What you will do. Write out again only the lines between the one with "Parse this chart: output" and the end of the records below, both ends counted, and don't include the pictures.

Records.
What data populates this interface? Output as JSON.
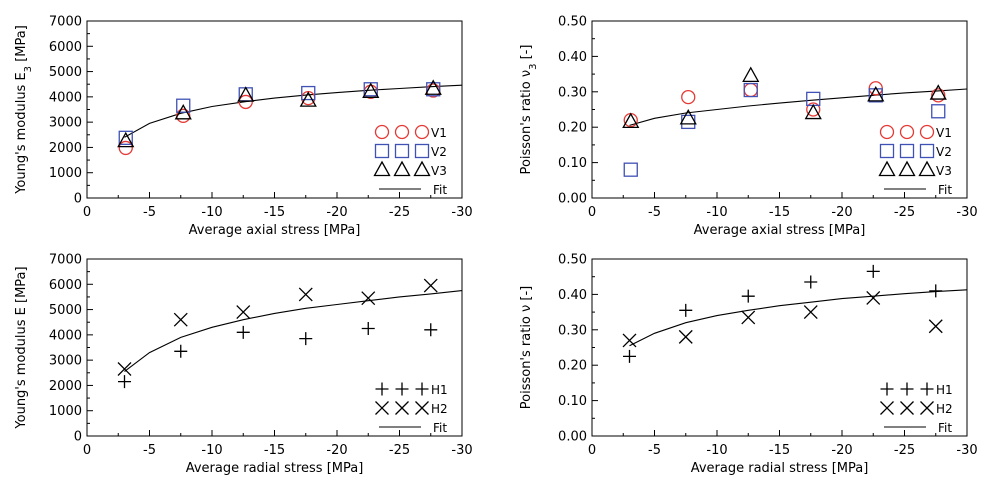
{
  "chart_data": [
    {
      "type": "scatter",
      "xlabel": "Average axial stress [MPa]",
      "ylabel": "Young's modulus E",
      "ylabel_sub": "3",
      "ylabel_unit": " [MPa]",
      "xlim": [
        0,
        -30
      ],
      "ylim": [
        0,
        7000
      ],
      "xticks": [
        0,
        -5,
        -10,
        -15,
        -20,
        -25,
        -30
      ],
      "xtick_labels": [
        "0",
        "-5",
        "-10",
        "-15",
        "-20",
        "-25",
        "-30"
      ],
      "yticks": [
        0,
        1000,
        2000,
        3000,
        4000,
        5000,
        6000,
        7000
      ],
      "ytick_labels": [
        "0",
        "1000",
        "2000",
        "3000",
        "4000",
        "5000",
        "6000",
        "7000"
      ],
      "legend_position": "bottom-right",
      "series": [
        {
          "name": "V1",
          "marker": "circle",
          "color": "#e53935",
          "x": [
            -3.1,
            -7.7,
            -12.7,
            -17.7,
            -22.7,
            -27.7
          ],
          "y": [
            1980,
            3250,
            3800,
            3950,
            4200,
            4250
          ]
        },
        {
          "name": "V2",
          "marker": "square",
          "color": "#3f51b5",
          "x": [
            -3.1,
            -7.7,
            -12.7,
            -17.7,
            -22.7,
            -27.7
          ],
          "y": [
            2380,
            3650,
            4100,
            4150,
            4300,
            4300
          ]
        },
        {
          "name": "V3",
          "marker": "triangle",
          "color": "#000000",
          "x": [
            -3.1,
            -7.7,
            -12.7,
            -17.7,
            -22.7,
            -27.7
          ],
          "y": [
            2250,
            3350,
            4050,
            3850,
            4200,
            4320
          ]
        }
      ],
      "fit": {
        "name": "Fit",
        "x": [
          -3,
          -5,
          -7.5,
          -10,
          -12.5,
          -15,
          -17.5,
          -20,
          -22.5,
          -25,
          -27.5,
          -30
        ],
        "y": [
          2400,
          2950,
          3350,
          3620,
          3800,
          3950,
          4070,
          4170,
          4260,
          4330,
          4400,
          4460
        ]
      }
    },
    {
      "type": "scatter",
      "xlabel": "Average axial stress [MPa]",
      "ylabel": "Poisson's ratio ν",
      "ylabel_sub": "3",
      "ylabel_unit": " [-]",
      "xlim": [
        0,
        -30
      ],
      "ylim": [
        0,
        0.5
      ],
      "xticks": [
        0,
        -5,
        -10,
        -15,
        -20,
        -25,
        -30
      ],
      "xtick_labels": [
        "0",
        "-5",
        "-10",
        "-15",
        "-20",
        "-25",
        "-30"
      ],
      "yticks": [
        0,
        0.1,
        0.2,
        0.3,
        0.4,
        0.5
      ],
      "ytick_labels": [
        "0.00",
        "0.10",
        "0.20",
        "0.30",
        "0.40",
        "0.50"
      ],
      "legend_position": "bottom-right",
      "series": [
        {
          "name": "V1",
          "marker": "circle",
          "color": "#e53935",
          "x": [
            -3.1,
            -7.7,
            -12.7,
            -17.7,
            -22.7,
            -27.7
          ],
          "y": [
            0.22,
            0.285,
            0.305,
            0.25,
            0.31,
            0.29
          ]
        },
        {
          "name": "V2",
          "marker": "square",
          "color": "#3f51b5",
          "x": [
            -3.1,
            -7.7,
            -12.7,
            -17.7,
            -22.7,
            -27.7
          ],
          "y": [
            0.08,
            0.215,
            0.305,
            0.28,
            0.29,
            0.245
          ]
        },
        {
          "name": "V3",
          "marker": "triangle",
          "color": "#000000",
          "x": [
            -3.1,
            -7.7,
            -12.7,
            -17.7,
            -22.7,
            -27.7
          ],
          "y": [
            0.215,
            0.225,
            0.345,
            0.24,
            0.29,
            0.295
          ]
        }
      ],
      "fit": {
        "name": "Fit",
        "x": [
          -3,
          -5,
          -7.5,
          -10,
          -12.5,
          -15,
          -17.5,
          -20,
          -22.5,
          -25,
          -27.5,
          -30
        ],
        "y": [
          0.205,
          0.225,
          0.24,
          0.25,
          0.26,
          0.268,
          0.276,
          0.283,
          0.29,
          0.297,
          0.302,
          0.308
        ]
      }
    },
    {
      "type": "scatter",
      "xlabel": "Average radial stress [MPa]",
      "ylabel": "Young's modulus E",
      "ylabel_sub": "",
      "ylabel_unit": " [MPa]",
      "xlim": [
        0,
        -30
      ],
      "ylim": [
        0,
        7000
      ],
      "xticks": [
        0,
        -5,
        -10,
        -15,
        -20,
        -25,
        -30
      ],
      "xtick_labels": [
        "0",
        "-5",
        "-10",
        "-15",
        "-20",
        "-25",
        "-30"
      ],
      "yticks": [
        0,
        1000,
        2000,
        3000,
        4000,
        5000,
        6000,
        7000
      ],
      "ytick_labels": [
        "0",
        "1000",
        "2000",
        "3000",
        "4000",
        "5000",
        "6000",
        "7000"
      ],
      "legend_position": "bottom-right",
      "series": [
        {
          "name": "H1",
          "marker": "plus",
          "color": "#000000",
          "x": [
            -3.0,
            -7.5,
            -12.5,
            -17.5,
            -22.5,
            -27.5
          ],
          "y": [
            2150,
            3350,
            4100,
            3850,
            4250,
            4200
          ]
        },
        {
          "name": "H2",
          "marker": "cross",
          "color": "#000000",
          "x": [
            -3.0,
            -7.5,
            -12.5,
            -17.5,
            -22.5,
            -27.5
          ],
          "y": [
            2650,
            4600,
            4900,
            5600,
            5450,
            5950
          ]
        }
      ],
      "fit": {
        "name": "Fit",
        "x": [
          -3,
          -5,
          -7.5,
          -10,
          -12.5,
          -15,
          -17.5,
          -20,
          -22.5,
          -25,
          -27.5,
          -30
        ],
        "y": [
          2550,
          3300,
          3900,
          4300,
          4600,
          4850,
          5050,
          5200,
          5350,
          5500,
          5620,
          5750
        ]
      }
    },
    {
      "type": "scatter",
      "xlabel": "Average radial stress [MPa]",
      "ylabel": "Poisson's ratio ν",
      "ylabel_sub": "",
      "ylabel_unit": " [-]",
      "xlim": [
        0,
        -30
      ],
      "ylim": [
        0,
        0.5
      ],
      "xticks": [
        0,
        -5,
        -10,
        -15,
        -20,
        -25,
        -30
      ],
      "xtick_labels": [
        "0",
        "-5",
        "-10",
        "-15",
        "-20",
        "-25",
        "-30"
      ],
      "yticks": [
        0,
        0.1,
        0.2,
        0.3,
        0.4,
        0.5
      ],
      "ytick_labels": [
        "0.00",
        "0.10",
        "0.20",
        "0.30",
        "0.40",
        "0.50"
      ],
      "legend_position": "bottom-right",
      "series": [
        {
          "name": "H1",
          "marker": "plus",
          "color": "#000000",
          "x": [
            -3.0,
            -7.5,
            -12.5,
            -17.5,
            -22.5,
            -27.5
          ],
          "y": [
            0.225,
            0.355,
            0.395,
            0.435,
            0.465,
            0.41
          ]
        },
        {
          "name": "H2",
          "marker": "cross",
          "color": "#000000",
          "x": [
            -3.0,
            -7.5,
            -12.5,
            -17.5,
            -22.5,
            -27.5
          ],
          "y": [
            0.27,
            0.28,
            0.335,
            0.35,
            0.39,
            0.31
          ]
        }
      ],
      "fit": {
        "name": "Fit",
        "x": [
          -3,
          -5,
          -7.5,
          -10,
          -12.5,
          -15,
          -17.5,
          -20,
          -22.5,
          -25,
          -27.5,
          -30
        ],
        "y": [
          0.255,
          0.29,
          0.32,
          0.34,
          0.355,
          0.368,
          0.378,
          0.388,
          0.395,
          0.402,
          0.408,
          0.413
        ]
      }
    }
  ]
}
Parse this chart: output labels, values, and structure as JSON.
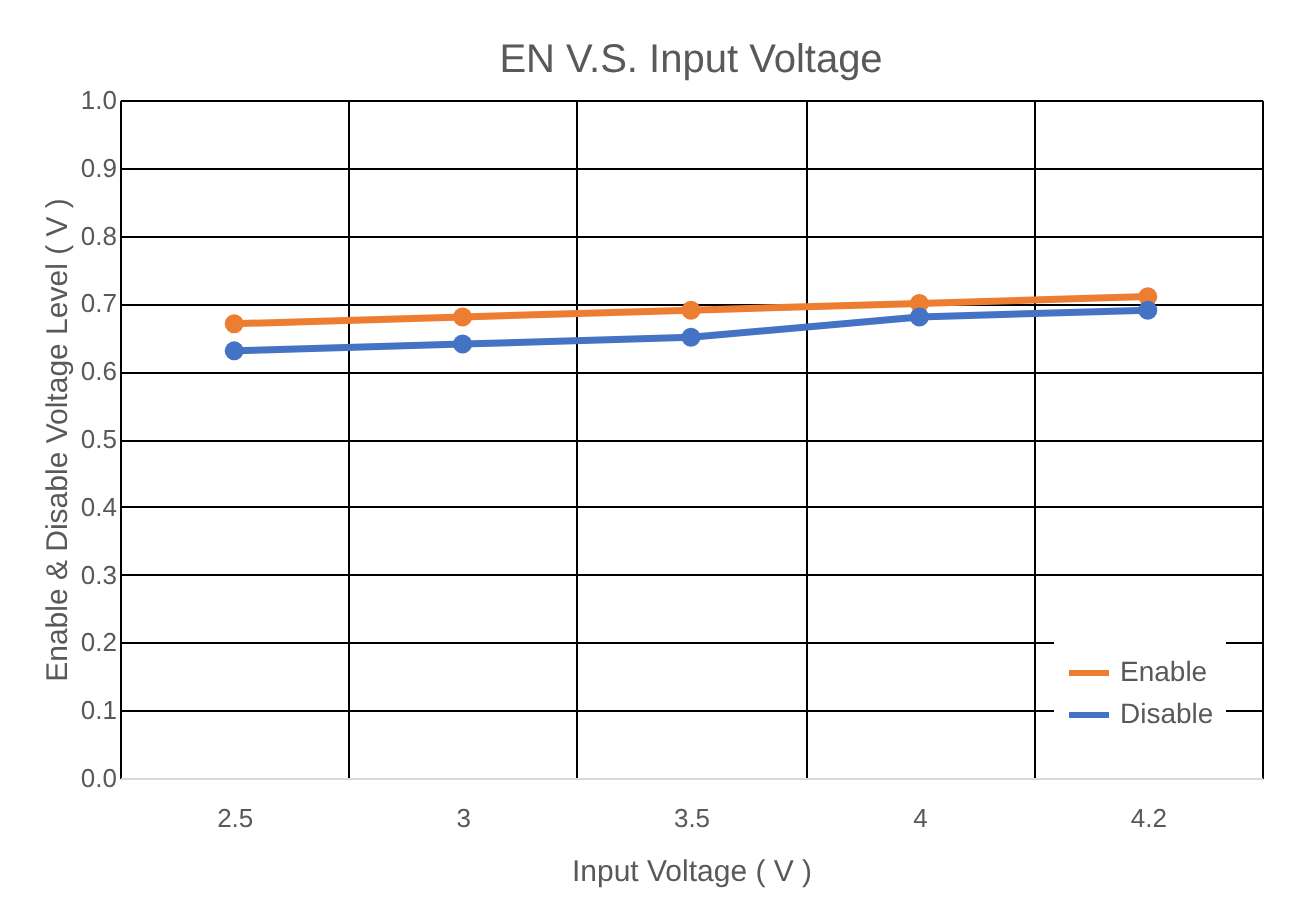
{
  "chart_data": {
    "type": "line",
    "title": "EN V.S. Input Voltage",
    "xlabel": "Input Voltage ( V )",
    "ylabel": "Enable & Disable Voltage Level ( V )",
    "categories": [
      "2.5",
      "3",
      "3.5",
      "4",
      "4.2"
    ],
    "series": [
      {
        "name": "Enable",
        "color": "#ed7d31",
        "values": [
          0.67,
          0.68,
          0.69,
          0.7,
          0.71
        ]
      },
      {
        "name": "Disable",
        "color": "#4472c4",
        "values": [
          0.63,
          0.64,
          0.65,
          0.68,
          0.69
        ]
      }
    ],
    "ylim": [
      0,
      1
    ],
    "yticks": [
      {
        "value": 0,
        "label": "0.0"
      },
      {
        "value": 0.1,
        "label": "0.1"
      },
      {
        "value": 0.2,
        "label": "0.2"
      },
      {
        "value": 0.3,
        "label": "0.3"
      },
      {
        "value": 0.4,
        "label": "0.4"
      },
      {
        "value": 0.5,
        "label": "0.5"
      },
      {
        "value": 0.6,
        "label": "0.6"
      },
      {
        "value": 0.7,
        "label": "0.7"
      },
      {
        "value": 0.8,
        "label": "0.8"
      },
      {
        "value": 0.9,
        "label": "0.9"
      },
      {
        "value": 1,
        "label": "1.0"
      }
    ],
    "grid": true,
    "legend": "bottom right",
    "marker": "circle",
    "line_style": "solid"
  }
}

Task result.
Parse this chart: output labels, values, and structure as JSON.
{
  "chart_data": {
    "type": "line",
    "title": "EN V.S. Input Voltage",
    "xlabel": "Input Voltage ( V )",
    "ylabel": "Enable & Disable Voltage Level ( V )",
    "categories": [
      "2.5",
      "3",
      "3.5",
      "4",
      "4.2"
    ],
    "series": [
      {
        "name": "Enable",
        "color": "#ed7d31",
        "values": [
          0.67,
          0.68,
          0.69,
          0.7,
          0.71
        ]
      },
      {
        "name": "Disable",
        "color": "#4472c4",
        "values": [
          0.63,
          0.64,
          0.65,
          0.68,
          0.69
        ]
      }
    ],
    "ylim": [
      0,
      1
    ],
    "yticks": [
      {
        "value": 0,
        "label": "0.0"
      },
      {
        "value": 0.1,
        "label": "0.1"
      },
      {
        "value": 0.2,
        "label": "0.2"
      },
      {
        "value": 0.3,
        "label": "0.3"
      },
      {
        "value": 0.4,
        "label": "0.4"
      },
      {
        "value": 0.5,
        "label": "0.5"
      },
      {
        "value": 0.6,
        "label": "0.6"
      },
      {
        "value": 0.7,
        "label": "0.7"
      },
      {
        "value": 0.8,
        "label": "0.8"
      },
      {
        "value": 0.9,
        "label": "0.9"
      },
      {
        "value": 1,
        "label": "1.0"
      }
    ],
    "grid": true,
    "legend": "bottom right",
    "marker": "circle",
    "line_style": "solid"
  }
}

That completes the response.